## TO DO
From the entries below, extract every line that includes the word "Officers".

## RECORDS PROVIDED
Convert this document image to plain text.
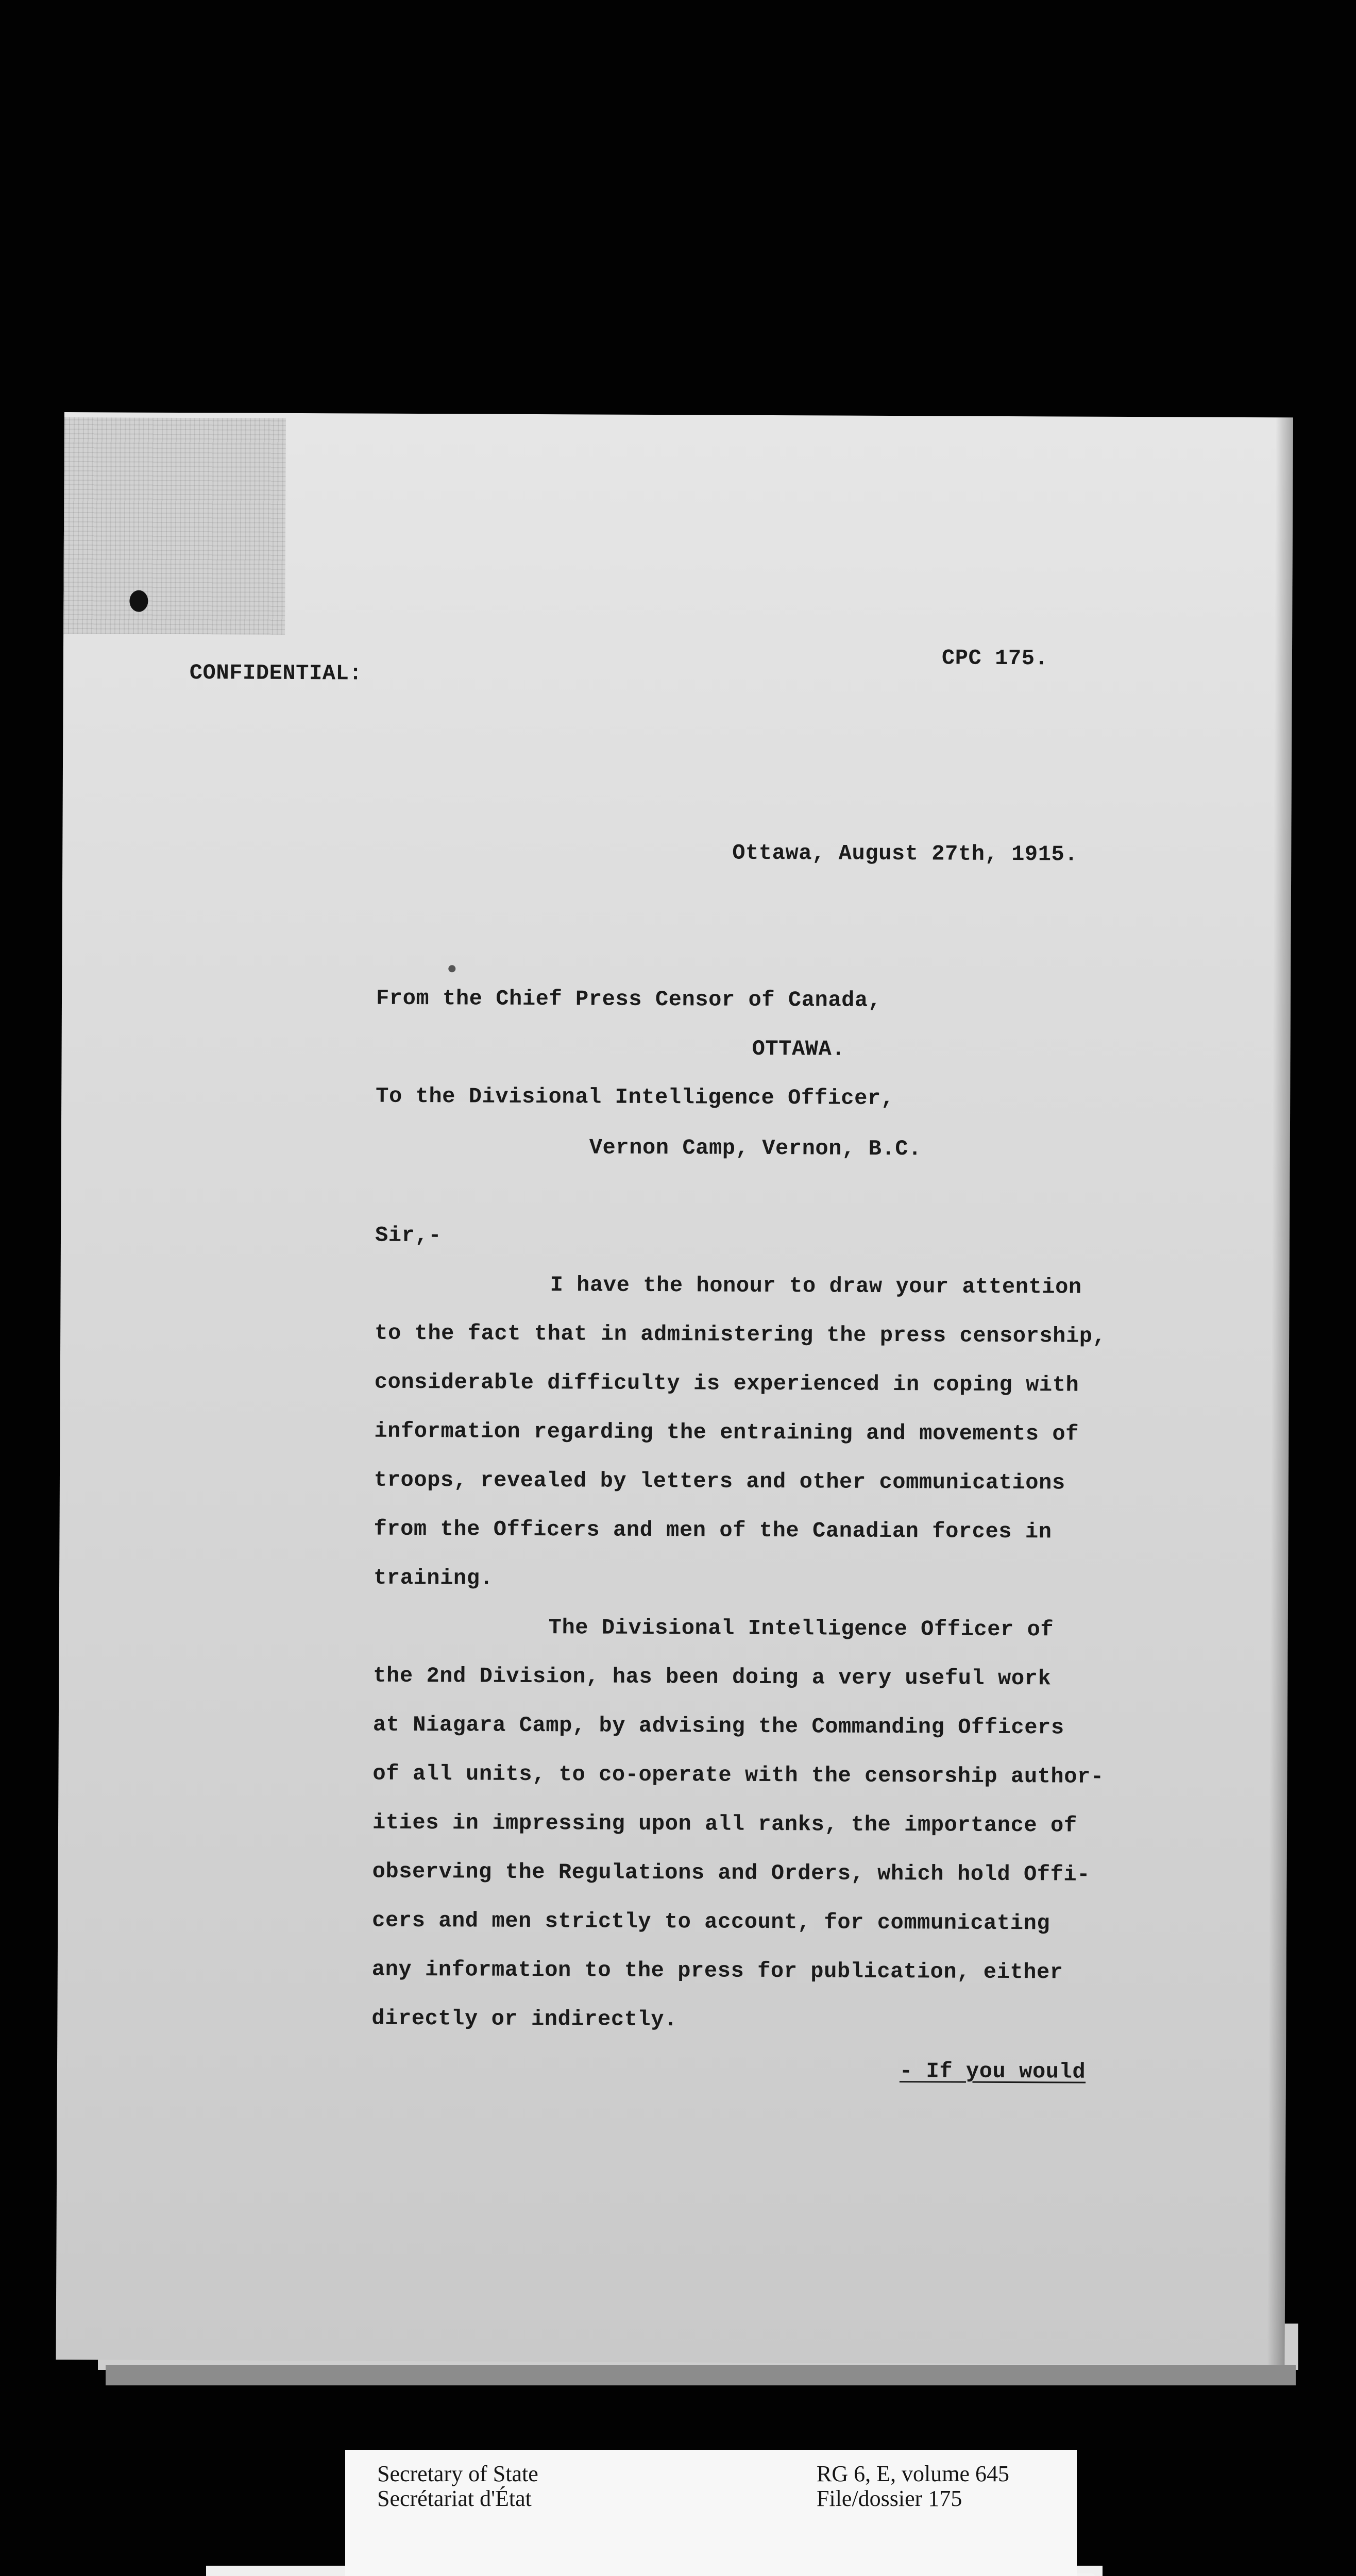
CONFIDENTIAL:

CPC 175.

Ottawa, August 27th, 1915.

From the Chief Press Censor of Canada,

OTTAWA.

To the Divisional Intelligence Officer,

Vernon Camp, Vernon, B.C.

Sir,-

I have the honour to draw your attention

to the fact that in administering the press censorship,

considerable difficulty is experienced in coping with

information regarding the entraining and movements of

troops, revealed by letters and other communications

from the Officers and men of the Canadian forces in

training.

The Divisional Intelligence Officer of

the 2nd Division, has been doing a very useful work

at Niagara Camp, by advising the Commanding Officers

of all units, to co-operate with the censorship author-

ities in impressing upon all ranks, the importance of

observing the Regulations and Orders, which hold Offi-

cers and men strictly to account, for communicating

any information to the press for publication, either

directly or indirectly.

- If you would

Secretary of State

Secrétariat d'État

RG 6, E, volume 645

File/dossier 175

...

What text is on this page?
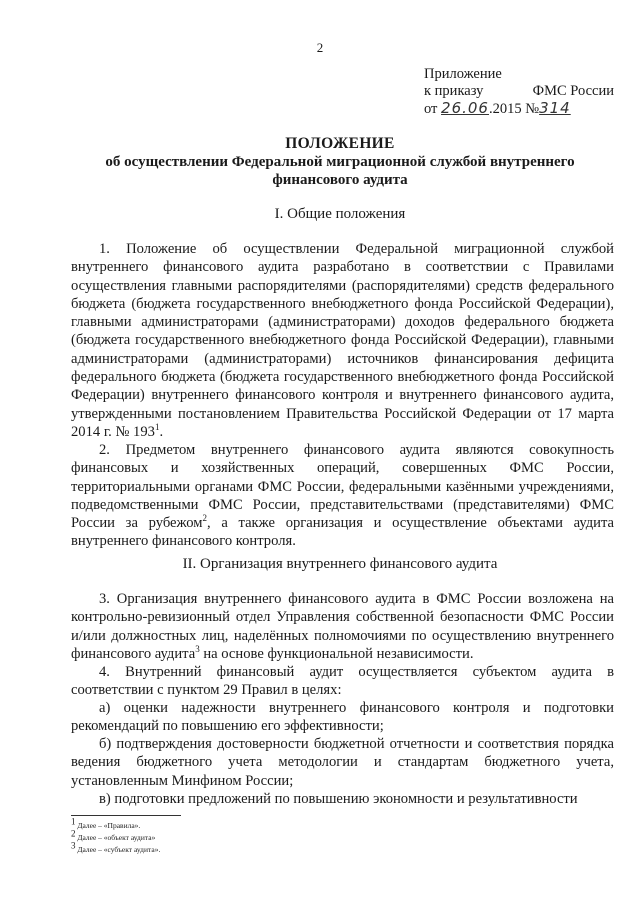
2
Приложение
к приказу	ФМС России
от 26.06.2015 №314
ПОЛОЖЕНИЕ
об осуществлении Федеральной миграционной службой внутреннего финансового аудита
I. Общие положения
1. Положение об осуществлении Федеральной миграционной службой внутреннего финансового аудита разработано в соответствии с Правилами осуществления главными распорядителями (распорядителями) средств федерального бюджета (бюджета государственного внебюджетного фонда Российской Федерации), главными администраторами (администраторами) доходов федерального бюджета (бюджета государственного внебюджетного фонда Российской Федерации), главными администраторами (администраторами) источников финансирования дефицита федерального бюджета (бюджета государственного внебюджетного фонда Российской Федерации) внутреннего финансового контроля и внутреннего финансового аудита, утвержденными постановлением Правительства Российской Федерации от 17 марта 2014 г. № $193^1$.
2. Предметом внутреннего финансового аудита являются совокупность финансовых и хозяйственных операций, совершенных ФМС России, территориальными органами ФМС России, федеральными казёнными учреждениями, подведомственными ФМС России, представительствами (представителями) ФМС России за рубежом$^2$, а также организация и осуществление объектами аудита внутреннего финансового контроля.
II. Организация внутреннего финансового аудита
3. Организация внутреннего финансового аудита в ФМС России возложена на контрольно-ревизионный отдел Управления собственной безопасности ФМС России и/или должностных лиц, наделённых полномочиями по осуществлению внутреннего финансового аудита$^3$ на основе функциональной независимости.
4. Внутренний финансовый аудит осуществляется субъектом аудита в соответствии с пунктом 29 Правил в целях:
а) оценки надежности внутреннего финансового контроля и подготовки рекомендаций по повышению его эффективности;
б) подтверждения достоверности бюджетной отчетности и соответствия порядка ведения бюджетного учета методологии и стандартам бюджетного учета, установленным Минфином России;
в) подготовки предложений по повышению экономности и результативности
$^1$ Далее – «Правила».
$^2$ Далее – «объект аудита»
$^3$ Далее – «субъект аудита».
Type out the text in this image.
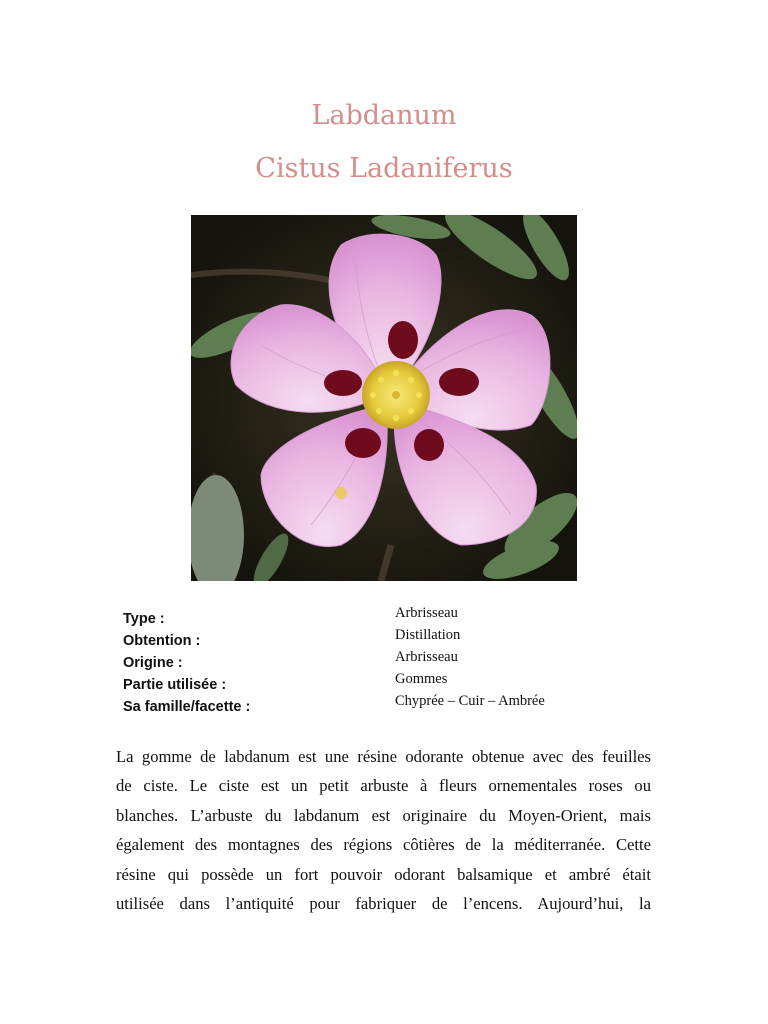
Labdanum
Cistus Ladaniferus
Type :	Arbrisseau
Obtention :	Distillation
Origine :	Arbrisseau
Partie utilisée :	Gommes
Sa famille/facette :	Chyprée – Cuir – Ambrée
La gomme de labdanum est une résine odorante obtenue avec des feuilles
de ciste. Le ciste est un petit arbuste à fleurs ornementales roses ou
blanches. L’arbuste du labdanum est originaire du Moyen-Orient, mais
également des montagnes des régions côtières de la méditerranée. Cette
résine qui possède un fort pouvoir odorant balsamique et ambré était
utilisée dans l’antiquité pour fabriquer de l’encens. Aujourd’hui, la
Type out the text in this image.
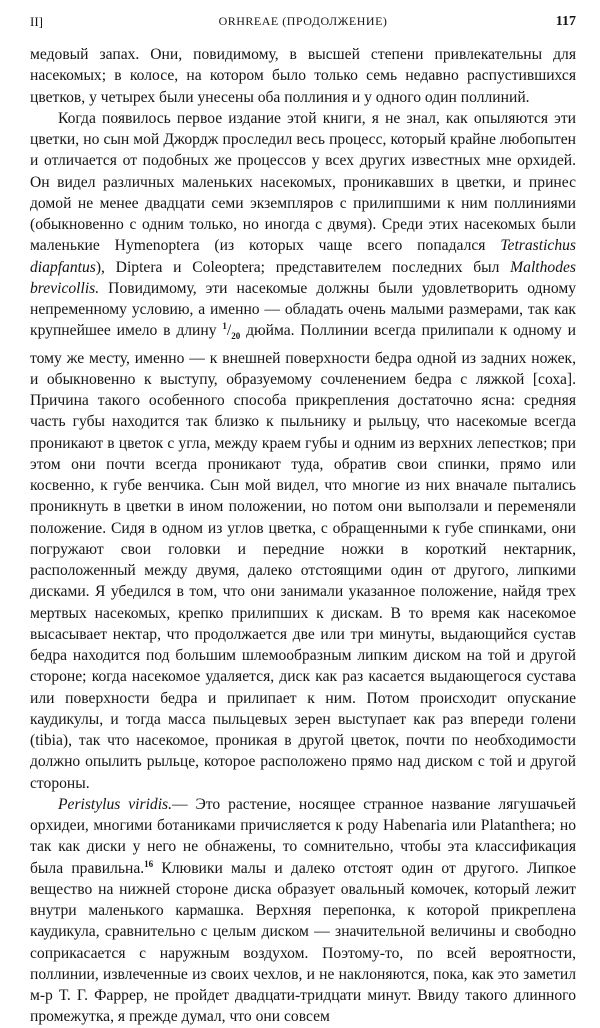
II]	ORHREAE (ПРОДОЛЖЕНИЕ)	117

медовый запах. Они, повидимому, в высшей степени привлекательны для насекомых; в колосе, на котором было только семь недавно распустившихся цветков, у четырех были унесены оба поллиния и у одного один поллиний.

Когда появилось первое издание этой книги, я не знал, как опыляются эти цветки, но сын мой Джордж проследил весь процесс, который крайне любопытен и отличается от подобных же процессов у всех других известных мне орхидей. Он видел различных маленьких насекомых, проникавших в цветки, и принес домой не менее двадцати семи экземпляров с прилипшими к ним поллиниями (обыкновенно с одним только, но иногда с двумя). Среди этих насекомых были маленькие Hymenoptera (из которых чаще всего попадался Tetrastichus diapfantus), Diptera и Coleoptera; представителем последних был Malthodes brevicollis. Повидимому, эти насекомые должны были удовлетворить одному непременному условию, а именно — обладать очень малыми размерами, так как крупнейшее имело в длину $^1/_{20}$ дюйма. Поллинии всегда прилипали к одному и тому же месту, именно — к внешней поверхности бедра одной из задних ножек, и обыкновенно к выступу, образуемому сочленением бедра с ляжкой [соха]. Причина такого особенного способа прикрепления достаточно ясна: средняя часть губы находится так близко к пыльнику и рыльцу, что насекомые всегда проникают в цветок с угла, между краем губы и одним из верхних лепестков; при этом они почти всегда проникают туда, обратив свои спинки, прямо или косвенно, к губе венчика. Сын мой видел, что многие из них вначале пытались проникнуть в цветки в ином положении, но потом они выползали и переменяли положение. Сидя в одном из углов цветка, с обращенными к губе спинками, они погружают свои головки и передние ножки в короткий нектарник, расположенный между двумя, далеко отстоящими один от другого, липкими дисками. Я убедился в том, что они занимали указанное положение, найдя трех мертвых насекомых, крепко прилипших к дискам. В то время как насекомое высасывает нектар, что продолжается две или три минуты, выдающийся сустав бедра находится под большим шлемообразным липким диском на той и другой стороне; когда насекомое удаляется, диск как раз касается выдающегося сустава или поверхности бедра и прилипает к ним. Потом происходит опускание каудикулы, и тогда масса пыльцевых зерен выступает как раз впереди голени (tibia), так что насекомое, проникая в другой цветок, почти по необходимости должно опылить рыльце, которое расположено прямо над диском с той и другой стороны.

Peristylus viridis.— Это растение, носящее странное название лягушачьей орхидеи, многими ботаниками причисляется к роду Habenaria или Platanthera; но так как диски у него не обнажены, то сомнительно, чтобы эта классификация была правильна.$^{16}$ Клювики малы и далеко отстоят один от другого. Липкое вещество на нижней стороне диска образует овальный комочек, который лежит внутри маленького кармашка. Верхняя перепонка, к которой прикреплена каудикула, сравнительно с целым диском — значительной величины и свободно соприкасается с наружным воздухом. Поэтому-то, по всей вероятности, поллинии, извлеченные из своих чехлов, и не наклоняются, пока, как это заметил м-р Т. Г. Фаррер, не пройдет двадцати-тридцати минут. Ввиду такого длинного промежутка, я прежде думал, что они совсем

## TASK OUTPUT
from the Officers and men of the Canadian forces in
at Niagara Camp, by advising the Commanding Officers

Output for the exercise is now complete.